◆ GIVEN INSTRUCTION ◆
Copy the data that follows, character for character, minus the pictures.

◆ DATA SECTION ◆
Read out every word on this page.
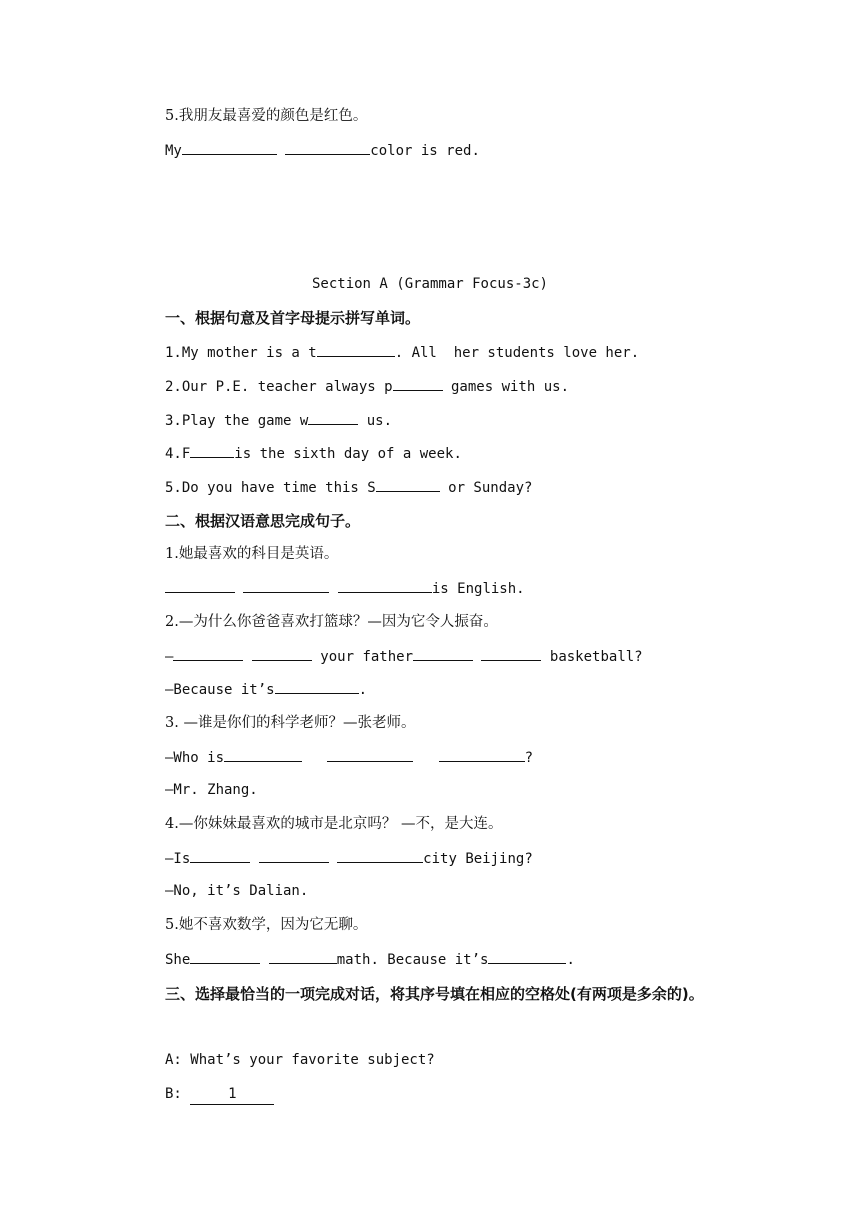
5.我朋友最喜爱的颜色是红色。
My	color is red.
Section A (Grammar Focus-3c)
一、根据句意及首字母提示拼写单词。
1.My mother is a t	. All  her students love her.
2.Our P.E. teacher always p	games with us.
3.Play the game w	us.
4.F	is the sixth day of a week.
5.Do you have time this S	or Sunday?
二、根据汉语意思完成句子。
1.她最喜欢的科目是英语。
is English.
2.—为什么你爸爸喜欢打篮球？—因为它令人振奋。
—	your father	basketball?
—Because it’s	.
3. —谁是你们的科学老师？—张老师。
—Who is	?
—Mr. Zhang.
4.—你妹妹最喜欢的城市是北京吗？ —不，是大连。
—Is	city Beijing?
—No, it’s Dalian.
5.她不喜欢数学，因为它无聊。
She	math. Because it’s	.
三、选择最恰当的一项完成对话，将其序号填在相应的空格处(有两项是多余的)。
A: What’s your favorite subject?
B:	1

◆ THE ANSWER ◆
Read out every word on this page.
5.我朋友最喜爱的颜色是红色。
My	color is red.
Section A (Grammar Focus-3c)
一、根据句意及首字母提示拼写单词。
1.My mother is a t	. All  her students love her.
2.Our P.E. teacher always p	games with us.
3.Play the game w	us.
4.F	is the sixth day of a week.
5.Do you have time this S	or Sunday?
二、根据汉语意思完成句子。
1.她最喜欢的科目是英语。
is English.
2.—为什么你爸爸喜欢打篮球？—因为它令人振奋。
—	your father	basketball?
—Because it’s	.
3. —谁是你们的科学老师？—张老师。
—Who is	?
—Mr. Zhang.
4.—你妹妹最喜欢的城市是北京吗？ —不，是大连。
—Is	city Beijing?
—No, it’s Dalian.
5.她不喜欢数学，因为它无聊。
She	math. Because it’s	.
三、选择最恰当的一项完成对话，将其序号填在相应的空格处(有两项是多余的)。
A: What’s your favorite subject?
B:	1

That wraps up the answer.